→ TASK OBJECTIVE
Write out the data again exactly, skipping every picture.

→ DATASET RECORDS
────────────────────

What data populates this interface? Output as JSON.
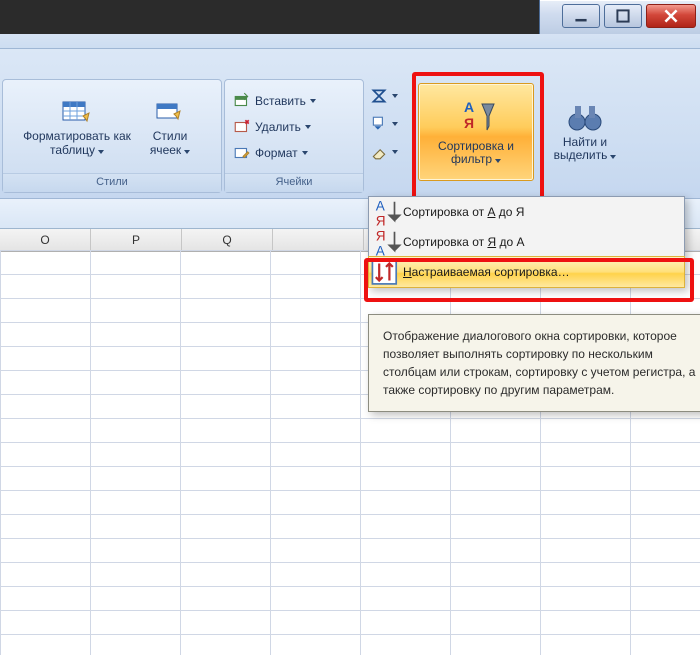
{
  "window": {
    "btn_min": "–",
    "btn_max": "❐",
    "btn_close": "✕"
  },
  "ribbon": {
    "styles": {
      "caption": "Стили",
      "format_as_table": "Форматировать как таблицу",
      "cell_styles": "Стили ячеек"
    },
    "cells": {
      "caption": "Ячейки",
      "insert": "Вставить",
      "delete": "Удалить",
      "format": "Формат"
    },
    "editing": {
      "sort_filter": "Сортировка и фильтр",
      "find_select": "Найти и выделить"
    }
  },
  "menu": {
    "sort_az": "Сортировка от А до Я",
    "sort_za": "Сортировка от Я до А",
    "custom_sort": "Настраиваемая сортировка…",
    "sort_az_u": "А",
    "sort_za_u": "Я",
    "custom_u": "Н"
  },
  "tooltip": {
    "text": "Отображение диалогового окна сортировки, которое позволяет выполнять сортировку по нескольким столбцам или строкам, сортировку с учетом регистра, а также сортировку по другим параметрам."
  },
  "columns": [
    "O",
    "P",
    "Q",
    "",
    "",
    "",
    "",
    ""
  ]
}
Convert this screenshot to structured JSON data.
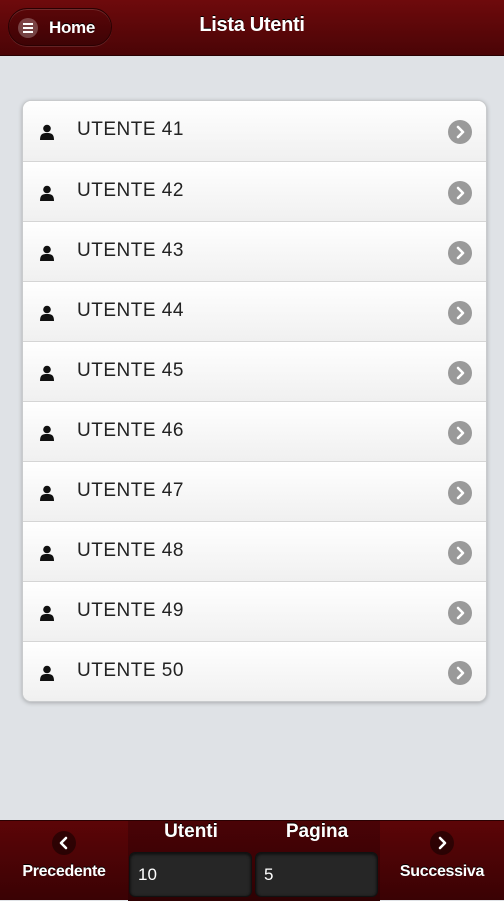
{
  "header": {
    "home_label": "Home",
    "title": "Lista Utenti",
    "menu_icon": "menu-icon"
  },
  "users": [
    {
      "name": "UTENTE 41"
    },
    {
      "name": "UTENTE 42"
    },
    {
      "name": "UTENTE 43"
    },
    {
      "name": "UTENTE 44"
    },
    {
      "name": "UTENTE 45"
    },
    {
      "name": "UTENTE 46"
    },
    {
      "name": "UTENTE 47"
    },
    {
      "name": "UTENTE 48"
    },
    {
      "name": "UTENTE 49"
    },
    {
      "name": "UTENTE 50"
    }
  ],
  "footer": {
    "prev_label": "Precedente",
    "next_label": "Successiva",
    "users_label": "Utenti",
    "page_label": "Pagina",
    "users_value": "10",
    "page_value": "5"
  },
  "colors": {
    "brand": "#6e0a0c",
    "background": "#dfe2e6"
  }
}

────────────────────

→ TASK RESULT
What data populates this interface? Output as JSON.
{
  "window": {
    "btn_min": "–",
    "btn_max": "❐",
    "btn_close": "✕"
  },
  "ribbon": {
    "styles": {
      "caption": "Стили",
      "format_as_table": "Форматировать как таблицу",
      "cell_styles": "Стили ячеек"
    },
    "cells": {
      "caption": "Ячейки",
      "insert": "Вставить",
      "delete": "Удалить",
      "format": "Формат"
    },
    "editing": {
      "sort_filter": "Сортировка и фильтр",
      "find_select": "Найти и выделить"
    }
  },
  "menu": {
    "sort_az": "Сортировка от А до Я",
    "sort_za": "Сортировка от Я до А",
    "custom_sort": "Настраиваемая сортировка…",
    "sort_az_u": "А",
    "sort_za_u": "Я",
    "custom_u": "Н"
  },
  "tooltip": {
    "text": "Отображение диалогового окна сортировки, которое позволяет выполнять сортировку по нескольким столбцам или строкам, сортировку с учетом регистра, а также сортировку по другим параметрам."
  },
  "columns": [
    "O",
    "P",
    "Q",
    "",
    "",
    "",
    "",
    ""
  ]
}
Convert this screenshot to structured JSON data.
{
  "header": {
    "home_label": "Home",
    "title": "Lista Utenti",
    "menu_icon": "menu-icon"
  },
  "users": [
    {
      "name": "UTENTE 41"
    },
    {
      "name": "UTENTE 42"
    },
    {
      "name": "UTENTE 43"
    },
    {
      "name": "UTENTE 44"
    },
    {
      "name": "UTENTE 45"
    },
    {
      "name": "UTENTE 46"
    },
    {
      "name": "UTENTE 47"
    },
    {
      "name": "UTENTE 48"
    },
    {
      "name": "UTENTE 49"
    },
    {
      "name": "UTENTE 50"
    }
  ],
  "footer": {
    "prev_label": "Precedente",
    "next_label": "Successiva",
    "users_label": "Utenti",
    "page_label": "Pagina",
    "users_value": "10",
    "page_value": "5"
  },
  "colors": {
    "brand": "#6e0a0c",
    "background": "#dfe2e6"
  }
}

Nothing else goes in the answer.